▸ **Task**:
Transcribe all of the material below word for word and leave out its pictures.

▸ **Materials provided**:
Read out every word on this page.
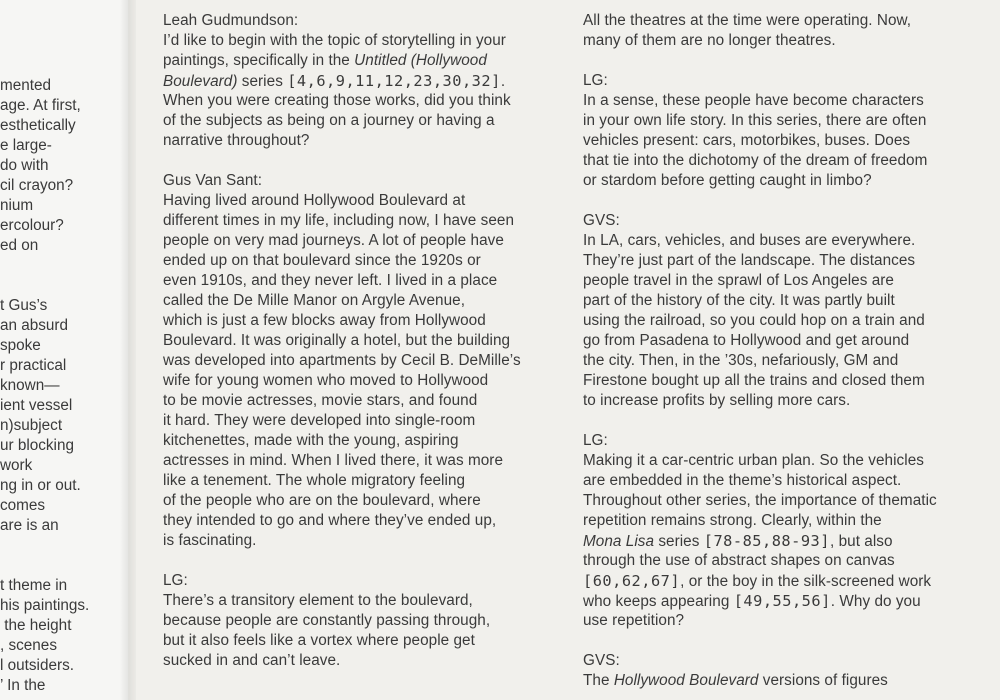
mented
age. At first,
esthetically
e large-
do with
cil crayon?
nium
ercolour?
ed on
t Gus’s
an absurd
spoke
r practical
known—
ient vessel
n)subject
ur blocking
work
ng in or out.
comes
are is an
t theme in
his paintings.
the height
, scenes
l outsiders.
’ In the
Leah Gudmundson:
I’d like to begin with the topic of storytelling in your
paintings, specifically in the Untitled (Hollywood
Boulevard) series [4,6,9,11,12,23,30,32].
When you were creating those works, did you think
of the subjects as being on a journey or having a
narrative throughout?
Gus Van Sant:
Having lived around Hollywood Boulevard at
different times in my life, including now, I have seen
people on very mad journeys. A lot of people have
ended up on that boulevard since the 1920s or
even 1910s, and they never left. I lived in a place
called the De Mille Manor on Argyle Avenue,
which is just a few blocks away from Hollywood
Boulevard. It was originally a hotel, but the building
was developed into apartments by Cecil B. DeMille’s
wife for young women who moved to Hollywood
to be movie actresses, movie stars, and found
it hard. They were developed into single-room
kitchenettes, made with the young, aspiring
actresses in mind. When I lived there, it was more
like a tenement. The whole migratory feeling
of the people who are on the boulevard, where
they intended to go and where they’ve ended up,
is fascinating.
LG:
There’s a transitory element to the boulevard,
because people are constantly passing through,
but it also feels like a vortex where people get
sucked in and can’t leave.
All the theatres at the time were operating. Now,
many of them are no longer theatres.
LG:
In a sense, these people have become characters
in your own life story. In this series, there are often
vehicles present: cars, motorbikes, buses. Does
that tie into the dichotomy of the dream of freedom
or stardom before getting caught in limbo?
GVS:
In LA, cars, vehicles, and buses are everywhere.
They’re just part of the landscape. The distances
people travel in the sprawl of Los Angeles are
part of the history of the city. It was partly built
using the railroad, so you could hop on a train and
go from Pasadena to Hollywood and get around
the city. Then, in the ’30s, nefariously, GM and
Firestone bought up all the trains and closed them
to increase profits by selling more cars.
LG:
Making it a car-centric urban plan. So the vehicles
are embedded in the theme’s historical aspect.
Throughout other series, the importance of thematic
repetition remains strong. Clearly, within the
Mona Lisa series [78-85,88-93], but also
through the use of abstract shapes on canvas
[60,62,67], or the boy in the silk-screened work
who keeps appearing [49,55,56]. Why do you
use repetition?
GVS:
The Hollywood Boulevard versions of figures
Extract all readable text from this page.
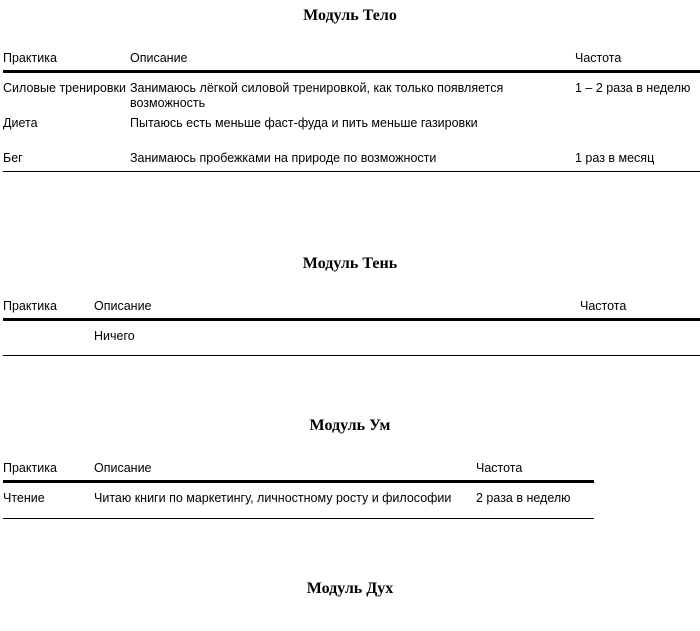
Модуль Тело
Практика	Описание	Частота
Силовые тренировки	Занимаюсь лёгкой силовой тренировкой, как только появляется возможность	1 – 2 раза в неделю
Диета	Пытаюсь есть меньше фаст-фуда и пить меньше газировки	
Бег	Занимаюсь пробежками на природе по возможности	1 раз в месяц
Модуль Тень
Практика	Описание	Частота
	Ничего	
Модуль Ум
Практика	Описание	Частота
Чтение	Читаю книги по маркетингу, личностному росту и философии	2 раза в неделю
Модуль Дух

▸ **Written solution**:
Read out every word on this page.
mented
age. At first,
esthetically
e large-
do with
cil crayon?
nium
ercolour?
ed on
t Gus’s
an absurd
spoke
r practical
known—
ient vessel
n)subject
ur blocking
work
ng in or out.
comes
are is an
t theme in
his paintings.
the height
, scenes
l outsiders.
’ In the
Leah Gudmundson:
I’d like to begin with the topic of storytelling in your
paintings, specifically in the Untitled (Hollywood
Boulevard) series [4,6,9,11,12,23,30,32].
When you were creating those works, did you think
of the subjects as being on a journey or having a
narrative throughout?
Gus Van Sant:
Having lived around Hollywood Boulevard at
different times in my life, including now, I have seen
people on very mad journeys. A lot of people have
ended up on that boulevard since the 1920s or
even 1910s, and they never left. I lived in a place
called the De Mille Manor on Argyle Avenue,
which is just a few blocks away from Hollywood
Boulevard. It was originally a hotel, but the building
was developed into apartments by Cecil B. DeMille’s
wife for young women who moved to Hollywood
to be movie actresses, movie stars, and found
it hard. They were developed into single-room
kitchenettes, made with the young, aspiring
actresses in mind. When I lived there, it was more
like a tenement. The whole migratory feeling
of the people who are on the boulevard, where
they intended to go and where they’ve ended up,
is fascinating.
LG:
There’s a transitory element to the boulevard,
because people are constantly passing through,
but it also feels like a vortex where people get
sucked in and can’t leave.
All the theatres at the time were operating. Now,
many of them are no longer theatres.
LG:
In a sense, these people have become characters
in your own life story. In this series, there are often
vehicles present: cars, motorbikes, buses. Does
that tie into the dichotomy of the dream of freedom
or stardom before getting caught in limbo?
GVS:
In LA, cars, vehicles, and buses are everywhere.
They’re just part of the landscape. The distances
people travel in the sprawl of Los Angeles are
part of the history of the city. It was partly built
using the railroad, so you could hop on a train and
go from Pasadena to Hollywood and get around
the city. Then, in the ’30s, nefariously, GM and
Firestone bought up all the trains and closed them
to increase profits by selling more cars.
LG:
Making it a car-centric urban plan. So the vehicles
are embedded in the theme’s historical aspect.
Throughout other series, the importance of thematic
repetition remains strong. Clearly, within the
Mona Lisa series [78-85,88-93], but also
through the use of abstract shapes on canvas
[60,62,67], or the boy in the silk-screened work
who keeps appearing [49,55,56]. Why do you
use repetition?
GVS:
The Hollywood Boulevard versions of figures
Extract all readable text from this page.
Модуль Тело
Практика	Описание	Частота
Силовые тренировки	Занимаюсь лёгкой силовой тренировкой, как только появляется возможность	1 – 2 раза в неделю
Диета	Пытаюсь есть меньше фаст-фуда и пить меньше газировки	
Бег	Занимаюсь пробежками на природе по возможности	1 раз в месяц
Модуль Тень
Практика	Описание	Частота
	Ничего	
Модуль Ум
Практика	Описание	Частота
Чтение	Читаю книги по маркетингу, личностному росту и философии	2 раза в неделю
Модуль Дух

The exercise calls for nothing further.